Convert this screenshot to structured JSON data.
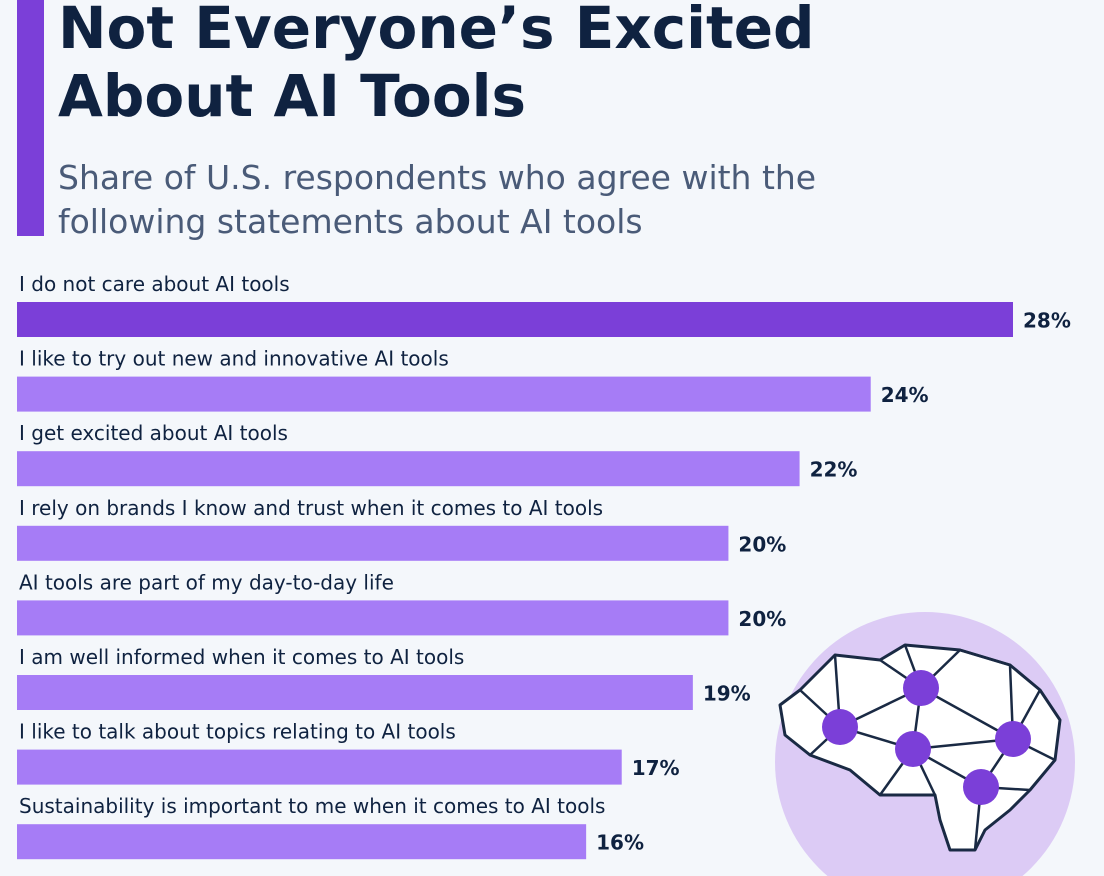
{
  "chart_data": {
    "type": "bar",
    "title": "Not Everyone’s Excited About AI Tools",
    "subtitle": "Share of U.S. respondents who agree with the following statements about AI tools",
    "categories": [
      "I do not care about AI tools",
      "I like to try out new and innovative AI tools",
      "I get excited about AI tools",
      "I rely on brands I know and trust when it comes to AI tools",
      "AI tools are part of my day-to-day life",
      "I am well informed when it comes to AI tools",
      "I like to talk about topics relating to AI tools",
      "Sustainability is important to me when it comes to AI tools"
    ],
    "values": [
      28,
      24,
      22,
      20,
      20,
      19,
      17,
      16
    ],
    "value_labels": [
      "28%",
      "24%",
      "22%",
      "20%",
      "20%",
      "19%",
      "17%",
      "16%"
    ],
    "colors": [
      "#7b3fd8",
      "#a67cf6",
      "#a67cf6",
      "#a67cf6",
      "#a67cf6",
      "#a67cf6",
      "#a67cf6",
      "#a67cf6"
    ]
  }
}
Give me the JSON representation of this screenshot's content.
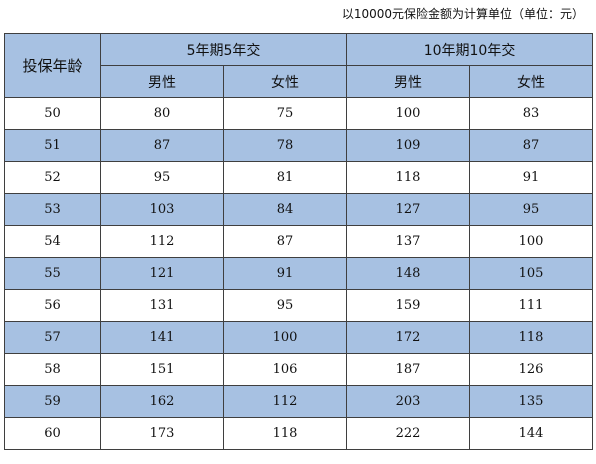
{
  "caption": "以10000元保险金额为计算单位（单位：元）",
  "header": {
    "age_label": "投保年龄",
    "groups": [
      "5年期5年交",
      "10年期10年交"
    ],
    "sub": [
      "男性",
      "女性",
      "男性",
      "女性"
    ]
  },
  "rows": [
    {
      "age": "50",
      "v": [
        "80",
        "75",
        "100",
        "83"
      ]
    },
    {
      "age": "51",
      "v": [
        "87",
        "78",
        "109",
        "87"
      ]
    },
    {
      "age": "52",
      "v": [
        "95",
        "81",
        "118",
        "91"
      ]
    },
    {
      "age": "53",
      "v": [
        "103",
        "84",
        "127",
        "95"
      ]
    },
    {
      "age": "54",
      "v": [
        "112",
        "87",
        "137",
        "100"
      ]
    },
    {
      "age": "55",
      "v": [
        "121",
        "91",
        "148",
        "105"
      ]
    },
    {
      "age": "56",
      "v": [
        "131",
        "95",
        "159",
        "111"
      ]
    },
    {
      "age": "57",
      "v": [
        "141",
        "100",
        "172",
        "118"
      ]
    },
    {
      "age": "58",
      "v": [
        "151",
        "106",
        "187",
        "126"
      ]
    },
    {
      "age": "59",
      "v": [
        "162",
        "112",
        "203",
        "135"
      ]
    },
    {
      "age": "60",
      "v": [
        "173",
        "118",
        "222",
        "144"
      ]
    }
  ],
  "colors": {
    "header_fill": "#a7c1e2",
    "alt_row_fill": "#a7c1e2",
    "border": "#3f3f3f"
  }
}
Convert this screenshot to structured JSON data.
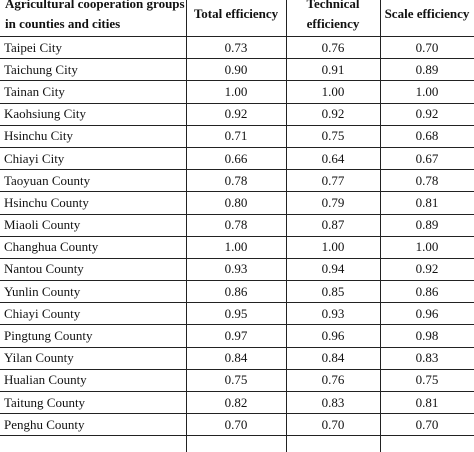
{
  "table": {
    "headers": [
      "Agricultural cooperation groups in counties and cities",
      "Total efficiency",
      "Technical efficiency",
      "Scale efficiency"
    ],
    "rows": [
      [
        "Taipei City",
        "0.73",
        "0.76",
        "0.70"
      ],
      [
        "Taichung City",
        "0.90",
        "0.91",
        "0.89"
      ],
      [
        "Tainan City",
        "1.00",
        "1.00",
        "1.00"
      ],
      [
        "Kaohsiung City",
        "0.92",
        "0.92",
        "0.92"
      ],
      [
        "Hsinchu City",
        "0.71",
        "0.75",
        "0.68"
      ],
      [
        "Chiayi City",
        "0.66",
        "0.64",
        "0.67"
      ],
      [
        "Taoyuan County",
        "0.78",
        "0.77",
        "0.78"
      ],
      [
        "Hsinchu County",
        "0.80",
        "0.79",
        "0.81"
      ],
      [
        "Miaoli County",
        "0.78",
        "0.87",
        "0.89"
      ],
      [
        "Changhua County",
        "1.00",
        "1.00",
        "1.00"
      ],
      [
        "Nantou County",
        "0.93",
        "0.94",
        "0.92"
      ],
      [
        "Yunlin County",
        "0.86",
        "0.85",
        "0.86"
      ],
      [
        "Chiayi County",
        "0.95",
        "0.93",
        "0.96"
      ],
      [
        "Pingtung County",
        "0.97",
        "0.96",
        "0.98"
      ],
      [
        "Yilan County",
        "0.84",
        "0.84",
        "0.83"
      ],
      [
        "Hualian County",
        "0.75",
        "0.76",
        "0.75"
      ],
      [
        "Taitung County",
        "0.82",
        "0.83",
        "0.81"
      ],
      [
        "Penghu County",
        "0.70",
        "0.70",
        "0.70"
      ]
    ]
  }
}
──────────
Nothing but the pictures may be dropped; output the records above exactly.

Convert this screenshot to structured JSON data.
{
  "chart_data": {
    "type": "bar",
    "title": "Not Everyone’s Excited About AI Tools",
    "subtitle": "Share of U.S. respondents who agree with the following statements about AI tools",
    "categories": [
      "I do not care about AI tools",
      "I like to try out new and innovative AI tools",
      "I get excited about AI tools",
      "I rely on brands I know and trust when it comes to AI tools",
      "AI tools are part of my day-to-day life",
      "I am well informed when it comes to AI tools",
      "I like to talk about topics relating to AI tools",
      "Sustainability is important to me when it comes to AI tools"
    ],
    "values": [
      28,
      24,
      22,
      20,
      20,
      19,
      17,
      16
    ],
    "value_labels": [
      "28%",
      "24%",
      "22%",
      "20%",
      "20%",
      "19%",
      "17%",
      "16%"
    ],
    "colors": [
      "#7b3fd8",
      "#a67cf6",
      "#a67cf6",
      "#a67cf6",
      "#a67cf6",
      "#a67cf6",
      "#a67cf6",
      "#a67cf6"
    ]
  }
}
Give me the JSON representation of this screenshot's content.
{
  "caption": "以10000元保险金额为计算单位（单位：元）",
  "header": {
    "age_label": "投保年龄",
    "groups": [
      "5年期5年交",
      "10年期10年交"
    ],
    "sub": [
      "男性",
      "女性",
      "男性",
      "女性"
    ]
  },
  "rows": [
    {
      "age": "50",
      "v": [
        "80",
        "75",
        "100",
        "83"
      ]
    },
    {
      "age": "51",
      "v": [
        "87",
        "78",
        "109",
        "87"
      ]
    },
    {
      "age": "52",
      "v": [
        "95",
        "81",
        "118",
        "91"
      ]
    },
    {
      "age": "53",
      "v": [
        "103",
        "84",
        "127",
        "95"
      ]
    },
    {
      "age": "54",
      "v": [
        "112",
        "87",
        "137",
        "100"
      ]
    },
    {
      "age": "55",
      "v": [
        "121",
        "91",
        "148",
        "105"
      ]
    },
    {
      "age": "56",
      "v": [
        "131",
        "95",
        "159",
        "111"
      ]
    },
    {
      "age": "57",
      "v": [
        "141",
        "100",
        "172",
        "118"
      ]
    },
    {
      "age": "58",
      "v": [
        "151",
        "106",
        "187",
        "126"
      ]
    },
    {
      "age": "59",
      "v": [
        "162",
        "112",
        "203",
        "135"
      ]
    },
    {
      "age": "60",
      "v": [
        "173",
        "118",
        "222",
        "144"
      ]
    }
  ],
  "colors": {
    "header_fill": "#a7c1e2",
    "alt_row_fill": "#a7c1e2",
    "border": "#3f3f3f"
  }
}
Convert this screenshot to structured JSON data.
{
  "table": {
    "headers": [
      "Agricultural cooperation groups in counties and cities",
      "Total efficiency",
      "Technical efficiency",
      "Scale efficiency"
    ],
    "rows": [
      [
        "Taipei City",
        "0.73",
        "0.76",
        "0.70"
      ],
      [
        "Taichung City",
        "0.90",
        "0.91",
        "0.89"
      ],
      [
        "Tainan City",
        "1.00",
        "1.00",
        "1.00"
      ],
      [
        "Kaohsiung City",
        "0.92",
        "0.92",
        "0.92"
      ],
      [
        "Hsinchu City",
        "0.71",
        "0.75",
        "0.68"
      ],
      [
        "Chiayi City",
        "0.66",
        "0.64",
        "0.67"
      ],
      [
        "Taoyuan County",
        "0.78",
        "0.77",
        "0.78"
      ],
      [
        "Hsinchu County",
        "0.80",
        "0.79",
        "0.81"
      ],
      [
        "Miaoli County",
        "0.78",
        "0.87",
        "0.89"
      ],
      [
        "Changhua County",
        "1.00",
        "1.00",
        "1.00"
      ],
      [
        "Nantou County",
        "0.93",
        "0.94",
        "0.92"
      ],
      [
        "Yunlin County",
        "0.86",
        "0.85",
        "0.86"
      ],
      [
        "Chiayi County",
        "0.95",
        "0.93",
        "0.96"
      ],
      [
        "Pingtung County",
        "0.97",
        "0.96",
        "0.98"
      ],
      [
        "Yilan County",
        "0.84",
        "0.84",
        "0.83"
      ],
      [
        "Hualian County",
        "0.75",
        "0.76",
        "0.75"
      ],
      [
        "Taitung County",
        "0.82",
        "0.83",
        "0.81"
      ],
      [
        "Penghu County",
        "0.70",
        "0.70",
        "0.70"
      ]
    ]
  }
}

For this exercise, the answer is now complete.